▸ WORK TO BE COMPLETED:
Copy each line exactly.

==== PROVIDED DATA

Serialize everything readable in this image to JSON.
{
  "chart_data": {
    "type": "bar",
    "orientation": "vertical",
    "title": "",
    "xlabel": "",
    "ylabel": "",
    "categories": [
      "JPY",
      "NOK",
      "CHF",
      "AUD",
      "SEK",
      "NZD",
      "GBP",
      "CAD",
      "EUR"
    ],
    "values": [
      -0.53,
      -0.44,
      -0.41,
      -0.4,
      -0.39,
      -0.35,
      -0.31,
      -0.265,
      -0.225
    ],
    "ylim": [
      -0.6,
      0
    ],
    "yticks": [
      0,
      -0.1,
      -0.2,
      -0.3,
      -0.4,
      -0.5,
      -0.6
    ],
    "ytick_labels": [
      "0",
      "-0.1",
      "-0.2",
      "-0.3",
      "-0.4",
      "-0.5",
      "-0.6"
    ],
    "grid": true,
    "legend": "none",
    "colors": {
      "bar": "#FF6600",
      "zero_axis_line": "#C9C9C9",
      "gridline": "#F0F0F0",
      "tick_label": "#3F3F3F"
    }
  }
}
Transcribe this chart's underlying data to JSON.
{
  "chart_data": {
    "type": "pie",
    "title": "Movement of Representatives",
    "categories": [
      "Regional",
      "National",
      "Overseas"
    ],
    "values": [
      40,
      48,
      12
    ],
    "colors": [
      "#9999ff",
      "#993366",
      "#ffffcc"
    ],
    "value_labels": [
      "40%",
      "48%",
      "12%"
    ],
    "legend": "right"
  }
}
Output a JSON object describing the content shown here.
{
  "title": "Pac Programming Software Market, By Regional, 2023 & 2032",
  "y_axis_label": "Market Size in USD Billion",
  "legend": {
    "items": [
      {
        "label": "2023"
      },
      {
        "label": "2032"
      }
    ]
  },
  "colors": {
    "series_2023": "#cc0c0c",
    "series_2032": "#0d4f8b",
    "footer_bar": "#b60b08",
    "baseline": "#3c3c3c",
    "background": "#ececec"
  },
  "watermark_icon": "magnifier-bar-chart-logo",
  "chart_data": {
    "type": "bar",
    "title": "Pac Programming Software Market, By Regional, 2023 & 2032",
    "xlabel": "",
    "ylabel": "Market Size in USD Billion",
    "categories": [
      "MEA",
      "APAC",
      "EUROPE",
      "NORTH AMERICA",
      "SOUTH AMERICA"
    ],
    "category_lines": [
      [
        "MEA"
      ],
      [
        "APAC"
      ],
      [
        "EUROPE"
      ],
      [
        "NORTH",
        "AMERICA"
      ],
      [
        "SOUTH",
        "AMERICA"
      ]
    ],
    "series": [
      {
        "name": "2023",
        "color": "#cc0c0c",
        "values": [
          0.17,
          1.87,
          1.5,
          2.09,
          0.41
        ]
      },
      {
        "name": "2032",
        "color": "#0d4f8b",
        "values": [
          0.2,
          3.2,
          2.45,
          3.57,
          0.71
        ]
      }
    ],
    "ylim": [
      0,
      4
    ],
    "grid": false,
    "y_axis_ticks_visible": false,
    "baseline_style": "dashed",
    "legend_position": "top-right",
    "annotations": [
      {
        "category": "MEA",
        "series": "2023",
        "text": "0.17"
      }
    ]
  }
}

========

▸ RESULT:
Serialize everything readable in this image to JSON.
{
  "chart_data": {
    "type": "bar",
    "orientation": "vertical",
    "title": "",
    "xlabel": "",
    "ylabel": "",
    "categories": [
      "JPY",
      "NOK",
      "CHF",
      "AUD",
      "SEK",
      "NZD",
      "GBP",
      "CAD",
      "EUR"
    ],
    "values": [
      -0.53,
      -0.44,
      -0.41,
      -0.4,
      -0.39,
      -0.35,
      -0.31,
      -0.265,
      -0.225
    ],
    "ylim": [
      -0.6,
      0
    ],
    "yticks": [
      0,
      -0.1,
      -0.2,
      -0.3,
      -0.4,
      -0.5,
      -0.6
    ],
    "ytick_labels": [
      "0",
      "-0.1",
      "-0.2",
      "-0.3",
      "-0.4",
      "-0.5",
      "-0.6"
    ],
    "grid": true,
    "legend": "none",
    "colors": {
      "bar": "#FF6600",
      "zero_axis_line": "#C9C9C9",
      "gridline": "#F0F0F0",
      "tick_label": "#3F3F3F"
    }
  }
}
Transcribe this chart's underlying data to JSON.
{
  "chart_data": {
    "type": "pie",
    "title": "Movement of Representatives",
    "categories": [
      "Regional",
      "National",
      "Overseas"
    ],
    "values": [
      40,
      48,
      12
    ],
    "colors": [
      "#9999ff",
      "#993366",
      "#ffffcc"
    ],
    "value_labels": [
      "40%",
      "48%",
      "12%"
    ],
    "legend": "right"
  }
}
Output a JSON object describing the content shown here.
{
  "title": "Pac Programming Software Market, By Regional, 2023 & 2032",
  "y_axis_label": "Market Size in USD Billion",
  "legend": {
    "items": [
      {
        "label": "2023"
      },
      {
        "label": "2032"
      }
    ]
  },
  "colors": {
    "series_2023": "#cc0c0c",
    "series_2032": "#0d4f8b",
    "footer_bar": "#b60b08",
    "baseline": "#3c3c3c",
    "background": "#ececec"
  },
  "watermark_icon": "magnifier-bar-chart-logo",
  "chart_data": {
    "type": "bar",
    "title": "Pac Programming Software Market, By Regional, 2023 & 2032",
    "xlabel": "",
    "ylabel": "Market Size in USD Billion",
    "categories": [
      "MEA",
      "APAC",
      "EUROPE",
      "NORTH AMERICA",
      "SOUTH AMERICA"
    ],
    "category_lines": [
      [
        "MEA"
      ],
      [
        "APAC"
      ],
      [
        "EUROPE"
      ],
      [
        "NORTH",
        "AMERICA"
      ],
      [
        "SOUTH",
        "AMERICA"
      ]
    ],
    "series": [
      {
        "name": "2023",
        "color": "#cc0c0c",
        "values": [
          0.17,
          1.87,
          1.5,
          2.09,
          0.41
        ]
      },
      {
        "name": "2032",
        "color": "#0d4f8b",
        "values": [
          0.2,
          3.2,
          2.45,
          3.57,
          0.71
        ]
      }
    ],
    "ylim": [
      0,
      4
    ],
    "grid": false,
    "y_axis_ticks_visible": false,
    "baseline_style": "dashed",
    "legend_position": "top-right",
    "annotations": [
      {
        "category": "MEA",
        "series": "2023",
        "text": "0.17"
      }
    ]
  }
}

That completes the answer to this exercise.